What you will do » Look at the entries below and reproduce them exactly.

Raw records
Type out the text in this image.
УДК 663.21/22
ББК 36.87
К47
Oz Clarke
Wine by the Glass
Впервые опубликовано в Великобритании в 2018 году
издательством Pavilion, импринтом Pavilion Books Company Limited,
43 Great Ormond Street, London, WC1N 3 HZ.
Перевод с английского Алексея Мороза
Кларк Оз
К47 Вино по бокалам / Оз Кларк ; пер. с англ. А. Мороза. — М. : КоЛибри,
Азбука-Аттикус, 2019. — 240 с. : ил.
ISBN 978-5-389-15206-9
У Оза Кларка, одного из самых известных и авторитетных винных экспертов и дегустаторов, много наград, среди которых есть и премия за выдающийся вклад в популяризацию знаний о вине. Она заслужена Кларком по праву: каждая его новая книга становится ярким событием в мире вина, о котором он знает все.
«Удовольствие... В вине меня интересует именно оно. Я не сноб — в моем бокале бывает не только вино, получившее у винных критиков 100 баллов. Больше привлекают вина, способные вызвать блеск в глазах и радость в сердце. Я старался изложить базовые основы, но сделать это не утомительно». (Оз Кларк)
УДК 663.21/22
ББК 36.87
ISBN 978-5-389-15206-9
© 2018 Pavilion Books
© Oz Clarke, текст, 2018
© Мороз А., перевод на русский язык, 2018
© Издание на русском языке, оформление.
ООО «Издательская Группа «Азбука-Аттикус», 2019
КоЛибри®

Solution to the exercise »
Type out the text in this image.
УДК 663.21/22
ББК 36.87
К47
Oz Clarke
Wine by the Glass
Впервые опубликовано в Великобритании в 2018 году
издательством Pavilion, импринтом Pavilion Books Company Limited,
43 Great Ormond Street, London, WC1N 3 HZ.
Перевод с английского Алексея Мороза
Кларк Оз
К47 Вино по бокалам / Оз Кларк ; пер. с англ. А. Мороза. — М. : КоЛибри,
Азбука-Аттикус, 2019. — 240 с. : ил.
ISBN 978-5-389-15206-9
У Оза Кларка, одного из самых известных и авторитетных винных экспертов и дегустаторов, много наград, среди которых есть и премия за выдающийся вклад в популяризацию знаний о вине. Она заслужена Кларком по праву: каждая его новая книга становится ярким событием в мире вина, о котором он знает все.
«Удовольствие... В вине меня интересует именно оно. Я не сноб — в моем бокале бывает не только вино, получившее у винных критиков 100 баллов. Больше привлекают вина, способные вызвать блеск в глазах и радость в сердце. Я старался изложить базовые основы, но сделать это не утомительно». (Оз Кларк)
УДК 663.21/22
ББК 36.87
ISBN 978-5-389-15206-9
© 2018 Pavilion Books
© Oz Clarke, текст, 2018
© Мороз А., перевод на русский язык, 2018
© Издание на русском языке, оформление.
ООО «Издательская Группа «Азбука-Аттикус», 2019
КоЛибри®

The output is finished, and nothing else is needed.